:: What you should do ::
State only the count of lines in the listing below that hold "bottom".

:: Data provided ::
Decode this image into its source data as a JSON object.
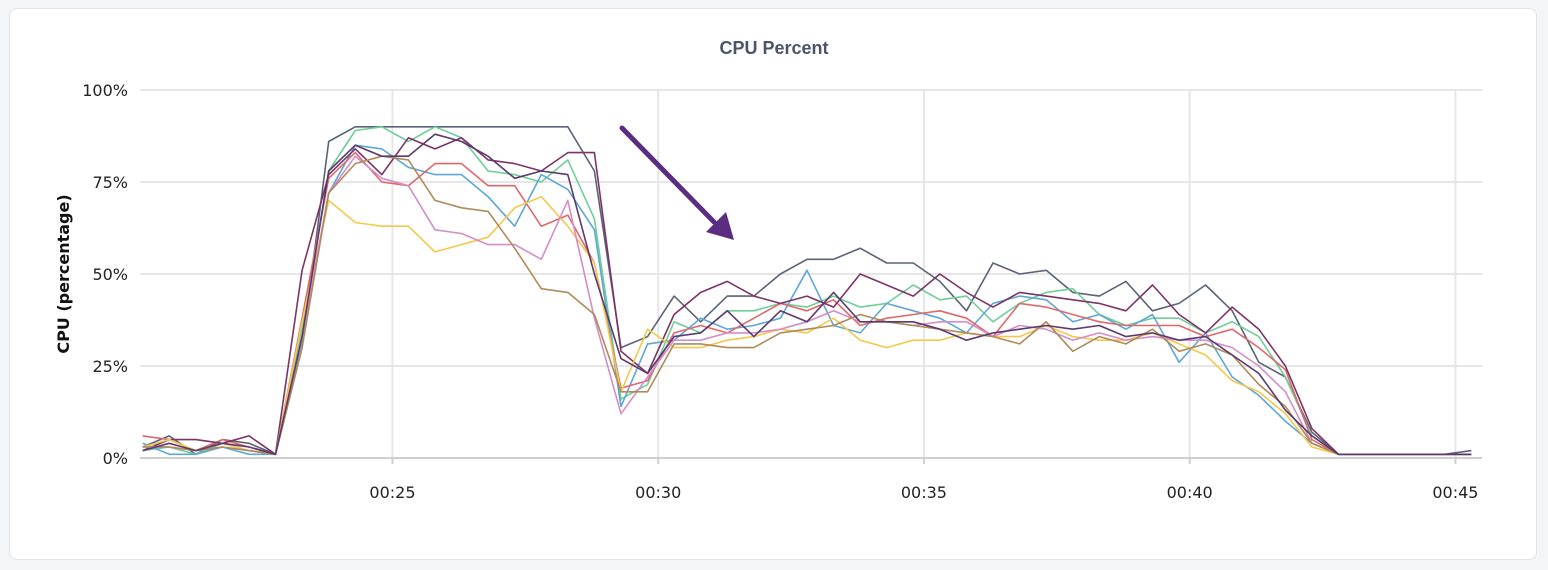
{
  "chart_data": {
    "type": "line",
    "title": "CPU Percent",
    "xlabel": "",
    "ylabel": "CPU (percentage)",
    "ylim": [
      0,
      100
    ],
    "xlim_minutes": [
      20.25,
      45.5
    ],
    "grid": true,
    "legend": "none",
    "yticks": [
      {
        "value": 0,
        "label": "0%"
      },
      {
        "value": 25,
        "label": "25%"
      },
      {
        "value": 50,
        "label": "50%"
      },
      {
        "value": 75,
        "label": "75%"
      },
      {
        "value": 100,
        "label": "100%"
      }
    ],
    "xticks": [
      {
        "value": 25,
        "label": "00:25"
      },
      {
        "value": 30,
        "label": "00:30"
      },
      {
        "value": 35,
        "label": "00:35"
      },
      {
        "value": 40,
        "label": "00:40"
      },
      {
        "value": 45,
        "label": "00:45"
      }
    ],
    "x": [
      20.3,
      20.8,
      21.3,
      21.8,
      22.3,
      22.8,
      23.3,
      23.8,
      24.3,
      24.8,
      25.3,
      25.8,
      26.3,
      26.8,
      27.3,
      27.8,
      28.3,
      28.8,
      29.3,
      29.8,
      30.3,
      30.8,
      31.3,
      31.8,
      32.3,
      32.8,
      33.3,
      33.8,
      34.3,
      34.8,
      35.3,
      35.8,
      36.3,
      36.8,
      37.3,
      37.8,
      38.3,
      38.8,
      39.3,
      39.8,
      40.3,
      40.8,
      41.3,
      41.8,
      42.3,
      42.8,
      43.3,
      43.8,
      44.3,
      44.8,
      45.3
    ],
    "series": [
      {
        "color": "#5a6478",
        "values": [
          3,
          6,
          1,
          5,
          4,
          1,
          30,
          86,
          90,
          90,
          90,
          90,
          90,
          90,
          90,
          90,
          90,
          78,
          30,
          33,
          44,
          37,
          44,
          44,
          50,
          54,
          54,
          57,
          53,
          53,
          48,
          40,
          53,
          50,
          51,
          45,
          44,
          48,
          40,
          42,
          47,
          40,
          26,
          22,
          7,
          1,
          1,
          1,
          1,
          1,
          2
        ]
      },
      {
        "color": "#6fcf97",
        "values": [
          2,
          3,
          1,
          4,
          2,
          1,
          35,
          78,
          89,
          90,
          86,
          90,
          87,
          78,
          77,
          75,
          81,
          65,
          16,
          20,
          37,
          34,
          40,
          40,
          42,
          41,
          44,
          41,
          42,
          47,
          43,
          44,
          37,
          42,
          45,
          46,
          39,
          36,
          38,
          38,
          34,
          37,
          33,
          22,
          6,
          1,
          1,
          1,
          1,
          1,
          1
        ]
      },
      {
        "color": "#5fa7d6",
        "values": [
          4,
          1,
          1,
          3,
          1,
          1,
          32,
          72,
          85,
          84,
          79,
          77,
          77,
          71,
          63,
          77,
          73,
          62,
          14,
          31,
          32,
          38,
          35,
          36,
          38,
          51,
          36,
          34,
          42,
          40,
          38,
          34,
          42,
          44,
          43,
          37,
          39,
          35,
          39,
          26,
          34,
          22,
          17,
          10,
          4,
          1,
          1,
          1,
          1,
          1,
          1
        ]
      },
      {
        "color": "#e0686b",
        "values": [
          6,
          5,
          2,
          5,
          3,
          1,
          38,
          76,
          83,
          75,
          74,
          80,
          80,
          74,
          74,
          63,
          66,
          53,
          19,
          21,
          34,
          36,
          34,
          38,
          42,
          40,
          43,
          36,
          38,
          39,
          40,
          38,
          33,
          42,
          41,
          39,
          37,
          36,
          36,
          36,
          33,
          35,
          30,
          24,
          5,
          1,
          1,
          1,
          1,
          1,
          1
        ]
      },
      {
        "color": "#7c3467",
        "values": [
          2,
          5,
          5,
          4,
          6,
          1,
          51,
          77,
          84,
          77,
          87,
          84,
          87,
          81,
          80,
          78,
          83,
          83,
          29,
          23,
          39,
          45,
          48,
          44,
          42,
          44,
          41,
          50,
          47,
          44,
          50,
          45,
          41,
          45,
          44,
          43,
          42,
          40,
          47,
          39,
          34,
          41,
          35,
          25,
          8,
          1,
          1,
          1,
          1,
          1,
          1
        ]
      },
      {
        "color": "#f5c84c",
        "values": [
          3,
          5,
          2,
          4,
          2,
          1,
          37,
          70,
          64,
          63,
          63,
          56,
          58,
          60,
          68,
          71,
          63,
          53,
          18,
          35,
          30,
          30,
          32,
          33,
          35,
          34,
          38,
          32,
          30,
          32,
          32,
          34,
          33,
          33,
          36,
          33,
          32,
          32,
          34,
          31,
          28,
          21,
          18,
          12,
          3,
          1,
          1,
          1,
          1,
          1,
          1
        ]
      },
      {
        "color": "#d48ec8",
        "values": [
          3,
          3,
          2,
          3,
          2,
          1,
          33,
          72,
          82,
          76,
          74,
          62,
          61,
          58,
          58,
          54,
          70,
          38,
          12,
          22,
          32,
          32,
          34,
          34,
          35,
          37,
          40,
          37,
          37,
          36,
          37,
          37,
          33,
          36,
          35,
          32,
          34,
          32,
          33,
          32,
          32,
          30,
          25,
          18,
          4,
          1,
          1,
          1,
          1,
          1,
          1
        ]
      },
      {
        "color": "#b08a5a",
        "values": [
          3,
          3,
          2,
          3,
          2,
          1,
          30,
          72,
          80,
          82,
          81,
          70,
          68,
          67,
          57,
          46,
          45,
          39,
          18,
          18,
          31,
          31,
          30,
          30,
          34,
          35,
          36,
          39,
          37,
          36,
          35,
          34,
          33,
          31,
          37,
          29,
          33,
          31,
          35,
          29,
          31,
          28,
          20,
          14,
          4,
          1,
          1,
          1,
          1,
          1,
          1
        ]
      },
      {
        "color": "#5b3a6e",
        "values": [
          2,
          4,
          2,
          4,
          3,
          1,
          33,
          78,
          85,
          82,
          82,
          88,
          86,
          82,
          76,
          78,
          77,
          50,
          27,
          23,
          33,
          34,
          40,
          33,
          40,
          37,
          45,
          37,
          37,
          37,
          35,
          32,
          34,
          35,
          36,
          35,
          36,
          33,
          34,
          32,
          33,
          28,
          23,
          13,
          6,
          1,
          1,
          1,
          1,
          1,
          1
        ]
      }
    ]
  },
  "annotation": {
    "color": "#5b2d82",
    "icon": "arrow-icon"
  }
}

* * *

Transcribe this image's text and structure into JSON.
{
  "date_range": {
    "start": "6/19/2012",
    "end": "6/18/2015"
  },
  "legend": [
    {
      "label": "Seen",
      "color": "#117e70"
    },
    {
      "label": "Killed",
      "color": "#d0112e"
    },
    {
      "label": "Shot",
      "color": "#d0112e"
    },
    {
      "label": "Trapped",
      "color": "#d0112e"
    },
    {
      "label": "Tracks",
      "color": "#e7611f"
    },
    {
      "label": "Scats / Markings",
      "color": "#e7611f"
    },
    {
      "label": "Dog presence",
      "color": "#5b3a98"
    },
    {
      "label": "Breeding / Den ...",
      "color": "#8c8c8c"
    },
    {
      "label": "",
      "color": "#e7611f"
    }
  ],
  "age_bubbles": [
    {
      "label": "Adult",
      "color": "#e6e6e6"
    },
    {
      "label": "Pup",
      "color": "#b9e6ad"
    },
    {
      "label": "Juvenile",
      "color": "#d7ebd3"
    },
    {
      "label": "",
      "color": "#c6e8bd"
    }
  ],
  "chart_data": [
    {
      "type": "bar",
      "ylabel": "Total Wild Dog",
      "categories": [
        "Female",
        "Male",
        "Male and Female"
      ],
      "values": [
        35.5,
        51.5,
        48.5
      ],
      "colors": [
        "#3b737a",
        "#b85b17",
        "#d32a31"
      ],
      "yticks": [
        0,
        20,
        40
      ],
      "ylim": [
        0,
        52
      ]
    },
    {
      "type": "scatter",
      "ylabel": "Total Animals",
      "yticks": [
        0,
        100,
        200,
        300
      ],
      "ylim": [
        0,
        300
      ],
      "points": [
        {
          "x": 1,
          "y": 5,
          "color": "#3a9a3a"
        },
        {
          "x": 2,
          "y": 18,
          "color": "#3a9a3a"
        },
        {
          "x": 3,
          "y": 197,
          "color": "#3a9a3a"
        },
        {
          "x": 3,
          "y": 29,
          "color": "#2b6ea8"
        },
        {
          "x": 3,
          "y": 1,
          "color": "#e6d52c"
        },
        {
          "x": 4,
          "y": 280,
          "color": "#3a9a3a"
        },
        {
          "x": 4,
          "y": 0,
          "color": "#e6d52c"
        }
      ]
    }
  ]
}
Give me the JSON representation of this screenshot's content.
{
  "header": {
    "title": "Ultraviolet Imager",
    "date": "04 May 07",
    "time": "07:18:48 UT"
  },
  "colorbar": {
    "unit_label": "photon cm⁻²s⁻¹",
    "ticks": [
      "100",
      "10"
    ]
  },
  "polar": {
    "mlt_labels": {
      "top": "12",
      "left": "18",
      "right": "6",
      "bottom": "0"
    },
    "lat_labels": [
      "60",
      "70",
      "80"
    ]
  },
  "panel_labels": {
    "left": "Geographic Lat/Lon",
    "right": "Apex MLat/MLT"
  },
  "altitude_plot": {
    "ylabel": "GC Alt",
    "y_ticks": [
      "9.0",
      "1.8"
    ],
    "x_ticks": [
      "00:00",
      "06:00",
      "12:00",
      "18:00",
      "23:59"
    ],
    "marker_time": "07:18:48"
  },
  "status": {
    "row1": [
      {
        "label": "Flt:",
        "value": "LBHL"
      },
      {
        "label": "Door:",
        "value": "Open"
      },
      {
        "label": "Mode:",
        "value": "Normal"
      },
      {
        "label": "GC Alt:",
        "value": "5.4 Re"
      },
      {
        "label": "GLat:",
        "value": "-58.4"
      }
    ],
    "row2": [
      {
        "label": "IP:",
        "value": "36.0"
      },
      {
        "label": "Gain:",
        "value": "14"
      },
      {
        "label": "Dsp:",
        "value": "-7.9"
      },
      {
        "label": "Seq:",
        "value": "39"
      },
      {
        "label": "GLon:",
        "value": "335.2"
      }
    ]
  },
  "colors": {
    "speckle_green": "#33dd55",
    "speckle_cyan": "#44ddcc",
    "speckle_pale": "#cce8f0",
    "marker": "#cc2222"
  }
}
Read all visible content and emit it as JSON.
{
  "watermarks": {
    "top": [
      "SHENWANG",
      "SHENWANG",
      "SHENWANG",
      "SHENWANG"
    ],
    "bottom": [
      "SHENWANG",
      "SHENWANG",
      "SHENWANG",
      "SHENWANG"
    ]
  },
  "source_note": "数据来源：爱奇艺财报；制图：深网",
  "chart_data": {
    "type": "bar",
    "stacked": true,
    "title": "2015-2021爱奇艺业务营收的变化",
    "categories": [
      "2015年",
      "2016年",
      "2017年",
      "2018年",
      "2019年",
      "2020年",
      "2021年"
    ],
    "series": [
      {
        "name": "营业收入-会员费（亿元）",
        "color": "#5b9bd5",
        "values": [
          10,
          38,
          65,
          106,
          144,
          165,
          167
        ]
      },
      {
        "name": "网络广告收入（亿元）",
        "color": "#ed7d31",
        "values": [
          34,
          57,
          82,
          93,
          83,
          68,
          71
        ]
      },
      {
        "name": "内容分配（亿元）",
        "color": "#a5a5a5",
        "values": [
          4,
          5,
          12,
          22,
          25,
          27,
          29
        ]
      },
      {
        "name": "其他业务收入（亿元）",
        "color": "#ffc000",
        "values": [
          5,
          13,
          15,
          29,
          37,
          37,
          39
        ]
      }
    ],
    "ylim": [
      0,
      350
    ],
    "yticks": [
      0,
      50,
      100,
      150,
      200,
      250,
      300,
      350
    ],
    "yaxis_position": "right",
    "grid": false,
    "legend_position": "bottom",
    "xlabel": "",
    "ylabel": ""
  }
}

:: The response ::
3